» Task to carry out: Continue the article on ARM versus x86 kernel stack changes for agentic AI, starting right after its final sentence.

» Page excerpt:
• • • • • • •

ARM vs x86 for Agentic AI: The Kernel Stack Changes That Actually Matter

Abstract. Agentic AI is a control-plane workload masquerading as an inference workload. The hot path is often not matrix math but a sequence of kernel-mediated boundaries: IRQ completion, softirq or block completion, scheduler wakeup, C-state exit, frequency selection, cache warmup, page-table stability, userspace parsing, and the next outbound operation. This produces a pathological performance shape: small sub-millisecond penalties repeated across hundreds or thousands of dependent steps. The Linux kernel today does not have a strong notion of a step-critical orchestration thread. It sees short bursts, low average utilization, occasional blocking, and abundant opportunities to rebalance, downclock, migrate, reclaim, or defer work. Those are reasonable defaults for generic workloads and often the wrong defaults for agents. My view is that the highest-leverage stack changes on both ARM and x86 sit in five surfaces: scheduler wakeup placement, IRQ-to-userspace completion locality, memory and TLB stability, I/O runtime completion semantics, and power-state control. The architecture-specific failure mode differs. On ARM, the repeated debt is usually DVFS lag, cpuidle exit latency, and heterogeneous-cluster misplacement. On x86, it is more often NUMA drift, interrupt spray, TLB shootdown noise, and housekeeping interference across large core topologies.

1. The Wrong Mental Model

Most people still profile agent systems as if they were either training jobs or steady-state token generators. They are neither.

The execution pattern of an agent is a long dependency chain of short critical sections. A runtime issues work to a model server, a tool process, a remote RPC endpoint, a filesystem, a browser session, or a local sandbox. Then it blocks in epoll_wait(), io_uring_enter(), a futex, an eventfd, a timerfd, or a socket receive path. The next visible unit of user experience is therefore determined by what the kernel does with the completion, not only by what the model did before the completion.

• • • • • • •

» Raw records:
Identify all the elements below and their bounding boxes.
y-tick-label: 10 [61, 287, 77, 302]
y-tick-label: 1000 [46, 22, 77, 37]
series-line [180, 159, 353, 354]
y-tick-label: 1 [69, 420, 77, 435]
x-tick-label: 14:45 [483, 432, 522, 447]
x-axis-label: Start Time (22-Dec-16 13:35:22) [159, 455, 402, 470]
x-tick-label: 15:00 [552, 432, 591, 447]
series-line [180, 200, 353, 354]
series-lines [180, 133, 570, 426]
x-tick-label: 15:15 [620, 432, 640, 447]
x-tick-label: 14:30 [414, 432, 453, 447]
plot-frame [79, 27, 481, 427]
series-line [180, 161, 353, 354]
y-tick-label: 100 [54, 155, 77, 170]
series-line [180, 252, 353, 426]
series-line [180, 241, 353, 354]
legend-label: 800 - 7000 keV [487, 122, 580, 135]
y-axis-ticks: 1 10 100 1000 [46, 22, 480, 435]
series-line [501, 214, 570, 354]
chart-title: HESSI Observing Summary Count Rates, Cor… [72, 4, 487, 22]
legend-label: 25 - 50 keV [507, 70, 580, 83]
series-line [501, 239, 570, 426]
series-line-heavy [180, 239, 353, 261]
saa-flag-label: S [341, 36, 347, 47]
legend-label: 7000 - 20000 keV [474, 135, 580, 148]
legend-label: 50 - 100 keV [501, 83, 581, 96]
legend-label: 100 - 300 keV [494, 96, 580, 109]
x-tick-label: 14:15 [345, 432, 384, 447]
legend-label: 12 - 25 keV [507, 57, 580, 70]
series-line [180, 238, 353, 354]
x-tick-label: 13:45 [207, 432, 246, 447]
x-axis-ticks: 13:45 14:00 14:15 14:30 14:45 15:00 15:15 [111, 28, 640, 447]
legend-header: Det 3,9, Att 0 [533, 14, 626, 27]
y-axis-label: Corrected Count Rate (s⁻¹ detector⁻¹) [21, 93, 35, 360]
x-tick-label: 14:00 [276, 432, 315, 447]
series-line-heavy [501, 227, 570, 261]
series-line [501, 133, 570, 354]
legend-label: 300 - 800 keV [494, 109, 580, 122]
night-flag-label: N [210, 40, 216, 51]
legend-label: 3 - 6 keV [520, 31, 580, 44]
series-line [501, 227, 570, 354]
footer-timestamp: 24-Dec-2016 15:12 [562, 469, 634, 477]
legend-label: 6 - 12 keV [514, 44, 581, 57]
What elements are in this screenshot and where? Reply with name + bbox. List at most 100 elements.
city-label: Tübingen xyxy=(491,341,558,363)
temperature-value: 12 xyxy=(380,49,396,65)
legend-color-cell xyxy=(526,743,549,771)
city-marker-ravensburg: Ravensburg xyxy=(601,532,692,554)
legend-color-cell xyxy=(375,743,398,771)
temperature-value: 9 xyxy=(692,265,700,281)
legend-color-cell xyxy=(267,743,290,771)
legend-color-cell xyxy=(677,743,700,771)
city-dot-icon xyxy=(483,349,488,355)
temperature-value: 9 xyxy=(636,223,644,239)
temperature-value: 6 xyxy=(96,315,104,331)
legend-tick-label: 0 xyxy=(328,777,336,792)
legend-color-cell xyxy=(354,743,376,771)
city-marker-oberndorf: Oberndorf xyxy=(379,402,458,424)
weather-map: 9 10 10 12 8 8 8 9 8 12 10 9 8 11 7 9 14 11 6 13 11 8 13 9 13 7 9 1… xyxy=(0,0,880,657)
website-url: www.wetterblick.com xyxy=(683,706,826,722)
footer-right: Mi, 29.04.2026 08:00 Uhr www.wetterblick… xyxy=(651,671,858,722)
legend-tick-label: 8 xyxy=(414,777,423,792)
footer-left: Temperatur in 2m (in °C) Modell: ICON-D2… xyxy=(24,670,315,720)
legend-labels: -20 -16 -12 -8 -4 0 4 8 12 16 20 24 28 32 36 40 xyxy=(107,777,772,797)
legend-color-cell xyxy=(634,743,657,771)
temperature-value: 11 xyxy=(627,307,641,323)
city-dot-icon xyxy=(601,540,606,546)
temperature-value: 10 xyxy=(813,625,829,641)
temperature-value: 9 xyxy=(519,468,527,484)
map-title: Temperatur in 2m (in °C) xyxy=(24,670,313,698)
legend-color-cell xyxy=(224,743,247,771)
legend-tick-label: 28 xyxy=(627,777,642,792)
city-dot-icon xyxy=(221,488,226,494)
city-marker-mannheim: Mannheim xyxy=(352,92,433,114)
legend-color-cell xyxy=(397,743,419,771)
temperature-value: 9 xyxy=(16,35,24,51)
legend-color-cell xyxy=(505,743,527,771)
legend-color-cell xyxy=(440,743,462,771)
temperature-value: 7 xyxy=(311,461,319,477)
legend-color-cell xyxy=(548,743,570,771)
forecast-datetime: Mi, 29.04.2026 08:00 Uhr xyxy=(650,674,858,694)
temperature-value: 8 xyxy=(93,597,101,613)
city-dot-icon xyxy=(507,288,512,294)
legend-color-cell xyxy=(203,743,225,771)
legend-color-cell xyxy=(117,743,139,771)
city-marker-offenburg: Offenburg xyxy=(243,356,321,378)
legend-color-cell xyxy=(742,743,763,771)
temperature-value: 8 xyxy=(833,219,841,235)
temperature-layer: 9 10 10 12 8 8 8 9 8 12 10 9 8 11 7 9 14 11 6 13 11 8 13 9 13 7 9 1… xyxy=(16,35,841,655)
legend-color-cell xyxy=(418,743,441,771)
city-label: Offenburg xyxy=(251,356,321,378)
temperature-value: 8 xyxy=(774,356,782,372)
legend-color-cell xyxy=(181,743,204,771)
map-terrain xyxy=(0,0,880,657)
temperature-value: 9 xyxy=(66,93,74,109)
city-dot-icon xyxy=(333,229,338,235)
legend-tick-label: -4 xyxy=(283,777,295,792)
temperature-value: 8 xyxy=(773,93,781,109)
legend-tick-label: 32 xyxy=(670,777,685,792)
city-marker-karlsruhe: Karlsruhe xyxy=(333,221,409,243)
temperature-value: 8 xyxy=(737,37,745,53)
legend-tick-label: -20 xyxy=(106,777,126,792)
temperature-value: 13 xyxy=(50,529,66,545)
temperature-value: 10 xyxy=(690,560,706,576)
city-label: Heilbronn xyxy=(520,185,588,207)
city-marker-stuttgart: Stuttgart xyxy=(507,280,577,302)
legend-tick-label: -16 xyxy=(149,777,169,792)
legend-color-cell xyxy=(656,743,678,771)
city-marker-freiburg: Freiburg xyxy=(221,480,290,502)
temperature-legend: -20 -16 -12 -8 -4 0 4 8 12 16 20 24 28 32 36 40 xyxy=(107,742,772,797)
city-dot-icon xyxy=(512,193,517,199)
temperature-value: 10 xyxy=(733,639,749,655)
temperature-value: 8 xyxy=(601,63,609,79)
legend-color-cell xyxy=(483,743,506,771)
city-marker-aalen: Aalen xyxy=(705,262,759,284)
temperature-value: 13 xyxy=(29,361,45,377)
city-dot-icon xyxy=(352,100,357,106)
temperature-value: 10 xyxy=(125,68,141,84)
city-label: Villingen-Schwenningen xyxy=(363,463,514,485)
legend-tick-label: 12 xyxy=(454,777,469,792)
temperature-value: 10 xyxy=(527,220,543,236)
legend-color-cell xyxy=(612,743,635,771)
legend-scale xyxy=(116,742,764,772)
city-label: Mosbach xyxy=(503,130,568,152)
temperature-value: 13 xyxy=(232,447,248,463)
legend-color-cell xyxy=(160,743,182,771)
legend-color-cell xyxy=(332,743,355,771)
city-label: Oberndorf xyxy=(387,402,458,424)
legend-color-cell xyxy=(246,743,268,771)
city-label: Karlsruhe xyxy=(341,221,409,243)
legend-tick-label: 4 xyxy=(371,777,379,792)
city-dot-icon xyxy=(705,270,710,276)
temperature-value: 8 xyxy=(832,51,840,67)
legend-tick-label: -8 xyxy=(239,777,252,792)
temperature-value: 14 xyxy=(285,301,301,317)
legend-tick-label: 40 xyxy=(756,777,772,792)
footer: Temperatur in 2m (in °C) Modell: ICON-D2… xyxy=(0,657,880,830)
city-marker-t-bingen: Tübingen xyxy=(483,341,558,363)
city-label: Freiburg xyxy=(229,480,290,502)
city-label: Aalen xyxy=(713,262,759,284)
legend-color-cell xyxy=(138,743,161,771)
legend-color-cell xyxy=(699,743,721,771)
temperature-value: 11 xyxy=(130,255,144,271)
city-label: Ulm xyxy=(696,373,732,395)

• • • • • • •

» Exercise answer:
agent step:
  submit work
  block on event source
  device or remote side completes
  IRQ fires
  softirq / blk-mq / task_work / wake_q path runs
  target task becomes runnable
  scheduler chooses CPU
  task returns to userspace
  parse / plan / emit next operation
  repeat

critical latency =
  completion_to_runnable
+ runnable_to_oncpu
+ idle_exit
+ freq_ramp
+ cache_and_tlb_rewarm
+ userspace_resume

That means the relevant optimization target is not “faster model kernel launch” in isolation. It is minimizing the variance and mean of the completion-to-next-issue loop. If you lose 80 microseconds at wakeup, 120 microseconds to frequency ramp, 60 microseconds to migration and cold-cache effects, and 50 microseconds to an avoidable TLB disturbance, you have already lost more than many agent frameworks spend on the actual control logic for a step.

Key reframing: the operating system is part of the agent runtime. Linux is not a neutral substrate here; it actively shapes how quickly one reasoning step can become the next.

2. The Critical Path Through Linux

The chain below is where I would focus the first six months of serious systems work. Every stage is measurable, and every stage has architecture-specific failure modes.

Figure 1. Agent responsiveness depends on the entire completion-to-next-issue loop, not only model execution time.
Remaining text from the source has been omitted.